Exercise prompt:
Reproduce the items below word for word, from the first one through the line containing "event-name: On Relay", both included.

Entries:

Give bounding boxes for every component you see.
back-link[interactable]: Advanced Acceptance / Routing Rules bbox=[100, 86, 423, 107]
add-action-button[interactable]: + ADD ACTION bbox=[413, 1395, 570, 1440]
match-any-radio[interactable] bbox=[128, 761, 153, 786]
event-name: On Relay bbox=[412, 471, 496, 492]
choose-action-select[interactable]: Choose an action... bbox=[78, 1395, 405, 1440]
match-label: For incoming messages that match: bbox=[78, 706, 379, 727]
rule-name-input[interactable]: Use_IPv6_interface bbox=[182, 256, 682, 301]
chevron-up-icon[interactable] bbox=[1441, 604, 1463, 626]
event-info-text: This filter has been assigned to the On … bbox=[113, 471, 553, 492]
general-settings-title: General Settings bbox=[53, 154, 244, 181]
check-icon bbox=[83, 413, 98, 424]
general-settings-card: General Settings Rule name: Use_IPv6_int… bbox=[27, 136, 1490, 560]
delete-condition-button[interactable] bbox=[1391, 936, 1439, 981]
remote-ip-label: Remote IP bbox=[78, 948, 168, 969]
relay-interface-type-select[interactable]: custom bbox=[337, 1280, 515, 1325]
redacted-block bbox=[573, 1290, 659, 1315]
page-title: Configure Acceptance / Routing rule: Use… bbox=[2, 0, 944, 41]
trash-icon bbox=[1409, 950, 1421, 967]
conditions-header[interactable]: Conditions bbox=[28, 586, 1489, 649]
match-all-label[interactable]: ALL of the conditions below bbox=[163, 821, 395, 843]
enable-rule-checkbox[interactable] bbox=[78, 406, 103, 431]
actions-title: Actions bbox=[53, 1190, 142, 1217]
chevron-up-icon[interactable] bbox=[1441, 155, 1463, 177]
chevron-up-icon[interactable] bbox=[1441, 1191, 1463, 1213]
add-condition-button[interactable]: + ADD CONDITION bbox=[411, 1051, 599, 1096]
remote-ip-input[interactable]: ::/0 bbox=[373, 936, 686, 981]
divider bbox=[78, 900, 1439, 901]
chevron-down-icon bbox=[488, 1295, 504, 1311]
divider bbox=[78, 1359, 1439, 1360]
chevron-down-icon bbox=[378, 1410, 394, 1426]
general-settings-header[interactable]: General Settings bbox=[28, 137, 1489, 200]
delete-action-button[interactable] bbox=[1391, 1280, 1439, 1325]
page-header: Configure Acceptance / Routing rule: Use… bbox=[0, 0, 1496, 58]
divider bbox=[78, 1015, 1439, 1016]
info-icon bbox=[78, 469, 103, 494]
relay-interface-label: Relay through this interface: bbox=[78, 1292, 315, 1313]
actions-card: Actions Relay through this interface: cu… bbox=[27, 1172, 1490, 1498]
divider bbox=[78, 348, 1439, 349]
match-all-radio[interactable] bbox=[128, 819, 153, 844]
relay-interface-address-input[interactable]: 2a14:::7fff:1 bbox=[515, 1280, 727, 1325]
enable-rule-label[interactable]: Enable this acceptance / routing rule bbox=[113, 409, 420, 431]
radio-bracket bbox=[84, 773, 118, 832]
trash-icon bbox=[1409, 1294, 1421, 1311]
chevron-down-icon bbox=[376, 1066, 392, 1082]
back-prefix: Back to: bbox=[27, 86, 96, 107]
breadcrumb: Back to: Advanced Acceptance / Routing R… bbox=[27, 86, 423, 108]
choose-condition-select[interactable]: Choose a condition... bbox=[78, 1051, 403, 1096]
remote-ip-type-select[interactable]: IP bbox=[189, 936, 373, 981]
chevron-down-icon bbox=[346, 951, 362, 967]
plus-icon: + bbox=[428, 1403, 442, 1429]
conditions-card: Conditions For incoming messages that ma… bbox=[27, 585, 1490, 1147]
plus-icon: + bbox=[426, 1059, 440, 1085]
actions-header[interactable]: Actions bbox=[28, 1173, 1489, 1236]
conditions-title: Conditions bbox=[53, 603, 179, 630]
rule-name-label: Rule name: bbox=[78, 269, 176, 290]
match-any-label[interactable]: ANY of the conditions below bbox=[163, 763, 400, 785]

Response below:
Give bounding boxes for every component you see.
back-link[interactable]: Advanced Acceptance / Routing Rules bbox=[100, 86, 423, 107]
add-action-button[interactable]: + ADD ACTION bbox=[413, 1395, 570, 1440]
match-any-radio[interactable] bbox=[128, 761, 153, 786]
event-name: On Relay bbox=[412, 471, 496, 492]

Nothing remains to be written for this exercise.